3 – Considerando o teor das conclusões formuladas pelo recorrente e não havendo lugar a qualquer conhecimento oficioso, são as seguintes as questões por si suscitadas e que, no âmbito da revista, demandam apreciação e decisão por parte deste Tribunal de recurso:

                                                      /

  I – Se o recorrente deve ser responsabilizado pelo montante correspondente à diferença (Esc. 8 929 951$07) entre o acordado (Esc. 40 000 000$00) com “DD … Cª”, na transacção efectuada na acção ordinária nº 43/89, contra esta instaurada pela exequente, e o valor (Esc. 48 929 951$07) do preço total correspondente aos 269 115 litros de vinho generoso a que se faz referência em nn) da factualidade provada;

 II – Se não têm fundamento legal as actualizações decretadas na sentença apelada;

III – Se os sentenciados e subsistentes juros de mora apenas são devidos a partir da citação do executado-recorrente e não desde o dia seguinte (07.04.86) ao termo do exercício das funções mencionadas em b) da factualidade provada.

TAREFAS PROPOSTAS:
A. Quantos litros de vinho generoso são referidos no excerto?
B. Reproduza o excerto, começando em "I – Se o recorrente" e seguindo até "da factualidade provada.".
C. Dê continuidade ao excerto sobre as questões do recurso de revista a partir do ponto em que termina.
A listagem que se segue não tem qualquer relação com o excerto.

LISTAGEM FORNECIDA:

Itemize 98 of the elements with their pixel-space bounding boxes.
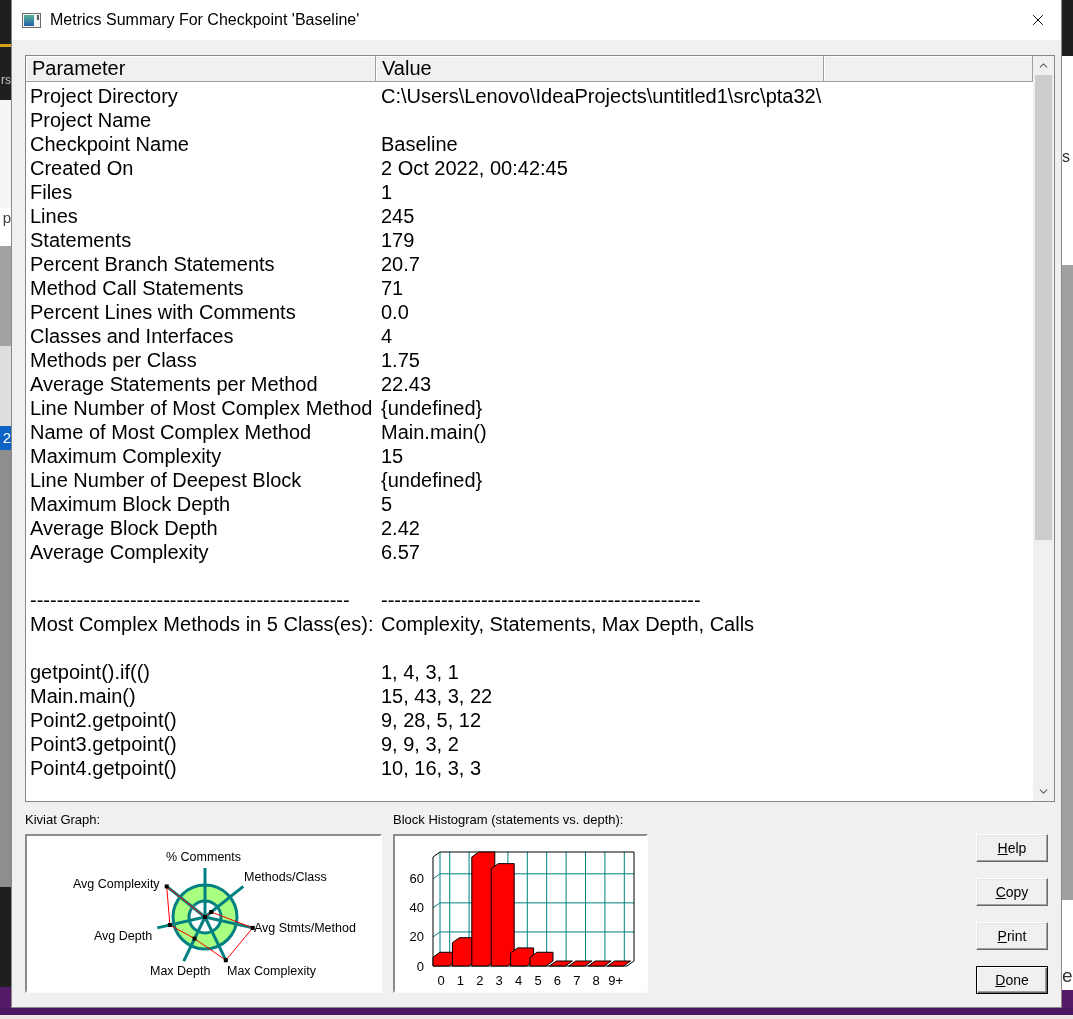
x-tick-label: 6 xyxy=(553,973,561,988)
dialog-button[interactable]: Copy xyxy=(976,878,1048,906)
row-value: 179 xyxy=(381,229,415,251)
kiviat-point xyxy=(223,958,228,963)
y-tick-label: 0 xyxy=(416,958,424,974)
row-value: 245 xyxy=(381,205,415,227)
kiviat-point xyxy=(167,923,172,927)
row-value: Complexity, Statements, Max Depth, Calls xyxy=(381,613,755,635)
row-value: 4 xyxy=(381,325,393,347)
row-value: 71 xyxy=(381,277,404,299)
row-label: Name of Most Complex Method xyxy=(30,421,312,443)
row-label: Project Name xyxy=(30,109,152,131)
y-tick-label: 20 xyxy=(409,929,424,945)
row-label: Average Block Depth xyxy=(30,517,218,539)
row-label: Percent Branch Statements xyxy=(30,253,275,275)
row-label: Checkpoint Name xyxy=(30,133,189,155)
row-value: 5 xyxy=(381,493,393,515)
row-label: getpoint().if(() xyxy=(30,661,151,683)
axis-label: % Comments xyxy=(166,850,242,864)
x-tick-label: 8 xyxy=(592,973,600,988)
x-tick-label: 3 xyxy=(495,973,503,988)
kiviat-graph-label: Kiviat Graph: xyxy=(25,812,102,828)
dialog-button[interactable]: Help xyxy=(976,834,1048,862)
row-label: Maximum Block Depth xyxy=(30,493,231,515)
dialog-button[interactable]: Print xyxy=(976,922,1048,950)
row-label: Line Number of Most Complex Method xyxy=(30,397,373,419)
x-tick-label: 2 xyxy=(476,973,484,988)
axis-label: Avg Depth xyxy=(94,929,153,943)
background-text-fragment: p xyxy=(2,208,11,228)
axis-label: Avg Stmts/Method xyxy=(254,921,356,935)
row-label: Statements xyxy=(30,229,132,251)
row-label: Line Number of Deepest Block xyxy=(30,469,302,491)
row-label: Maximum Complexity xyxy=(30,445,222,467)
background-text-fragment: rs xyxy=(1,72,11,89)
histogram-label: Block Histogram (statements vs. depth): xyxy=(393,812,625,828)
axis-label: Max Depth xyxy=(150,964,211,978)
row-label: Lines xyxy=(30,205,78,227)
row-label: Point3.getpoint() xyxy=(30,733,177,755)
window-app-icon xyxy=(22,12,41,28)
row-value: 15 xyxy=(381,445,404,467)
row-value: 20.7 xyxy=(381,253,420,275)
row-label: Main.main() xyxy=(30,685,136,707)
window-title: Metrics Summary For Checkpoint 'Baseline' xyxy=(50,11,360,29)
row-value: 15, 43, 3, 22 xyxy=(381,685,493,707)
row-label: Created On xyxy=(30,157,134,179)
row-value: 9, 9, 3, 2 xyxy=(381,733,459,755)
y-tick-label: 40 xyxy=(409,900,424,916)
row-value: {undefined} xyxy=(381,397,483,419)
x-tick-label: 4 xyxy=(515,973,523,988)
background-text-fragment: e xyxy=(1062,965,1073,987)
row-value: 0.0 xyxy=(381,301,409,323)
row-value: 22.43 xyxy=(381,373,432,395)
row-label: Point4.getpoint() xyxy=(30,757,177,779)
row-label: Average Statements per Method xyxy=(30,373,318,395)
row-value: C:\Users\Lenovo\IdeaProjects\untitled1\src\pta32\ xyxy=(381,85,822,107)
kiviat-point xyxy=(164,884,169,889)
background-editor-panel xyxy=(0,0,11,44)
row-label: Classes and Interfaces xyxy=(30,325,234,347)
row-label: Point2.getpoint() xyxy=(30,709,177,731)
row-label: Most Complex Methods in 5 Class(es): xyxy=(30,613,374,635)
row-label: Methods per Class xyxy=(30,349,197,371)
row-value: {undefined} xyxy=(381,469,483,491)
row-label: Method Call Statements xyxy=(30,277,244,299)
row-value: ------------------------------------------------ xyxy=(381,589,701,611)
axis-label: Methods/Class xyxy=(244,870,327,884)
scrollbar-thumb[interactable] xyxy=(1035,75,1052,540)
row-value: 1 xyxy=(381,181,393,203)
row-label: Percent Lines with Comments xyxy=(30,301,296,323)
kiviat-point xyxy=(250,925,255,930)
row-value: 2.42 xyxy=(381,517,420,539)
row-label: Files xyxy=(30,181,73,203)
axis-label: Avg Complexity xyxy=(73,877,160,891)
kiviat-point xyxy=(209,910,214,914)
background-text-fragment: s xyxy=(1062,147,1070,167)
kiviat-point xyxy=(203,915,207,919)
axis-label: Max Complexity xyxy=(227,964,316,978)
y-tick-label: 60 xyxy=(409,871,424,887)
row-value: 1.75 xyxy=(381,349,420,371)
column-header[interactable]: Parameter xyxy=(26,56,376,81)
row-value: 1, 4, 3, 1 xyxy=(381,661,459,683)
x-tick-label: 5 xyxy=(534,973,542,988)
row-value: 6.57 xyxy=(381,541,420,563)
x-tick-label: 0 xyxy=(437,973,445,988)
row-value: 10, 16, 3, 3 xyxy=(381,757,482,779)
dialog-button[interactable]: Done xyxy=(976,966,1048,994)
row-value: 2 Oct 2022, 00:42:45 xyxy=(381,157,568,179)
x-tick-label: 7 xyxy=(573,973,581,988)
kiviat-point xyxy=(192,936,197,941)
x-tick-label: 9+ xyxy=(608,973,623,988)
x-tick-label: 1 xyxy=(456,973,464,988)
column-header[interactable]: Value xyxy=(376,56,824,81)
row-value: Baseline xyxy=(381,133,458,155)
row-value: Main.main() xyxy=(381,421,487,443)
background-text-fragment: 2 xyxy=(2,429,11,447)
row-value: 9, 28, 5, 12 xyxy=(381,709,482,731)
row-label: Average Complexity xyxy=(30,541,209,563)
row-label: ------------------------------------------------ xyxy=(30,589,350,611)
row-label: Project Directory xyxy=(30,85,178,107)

RESPOSTAS POR TAREFA:
A. 269 115 litros.

B.
I – Se o recorrente deve ser responsabilizado pelo montante correspondente à diferença (Esc. 8 929 951$07) entre o acordado (Esc. 40 000 000$00) com “DD … Cª”, na transacção efectuada na acção ordinária nº 43/89, contra esta instaurada pela exequente, e o valor (Esc. 48 929 951$07) do preço total correspondente aos 269 115 litros de vinho generoso a que se faz referência em nn) da factualidade provada;

 II – Se não têm fundamento legal as actualizações decretadas na sentença apelada;

III – Se os sentenciados e subsistentes juros de mora apenas são devidos a partir da citação do executado-recorrente e não desde o dia seguinte (07.04.86) ao termo do exercício das funções mencionadas em b) da factualidade provada.

C.
       Apreciando:

                                                      *

                                                      *

4I – Quanto à 1ª das enunciadas questões, impõe-se, desde logo, rectificar a imprecisão em que incorreram as instâncias, porquanto a provada transacção foi lavrada com intervenção da nova gerência da recorrida, na mesma não tendo tido qualquer papel o, ora, recorrente, em representação daquela, uma vez que o BB cessou, em 06.04.86, o exercício das funções de Presidente da Direcção da recorrida, tendo a transacção sido lavrada em acção instaurada no decurso do ano de 1989. Tendo, pois, razão, neste ponto, o recorrente.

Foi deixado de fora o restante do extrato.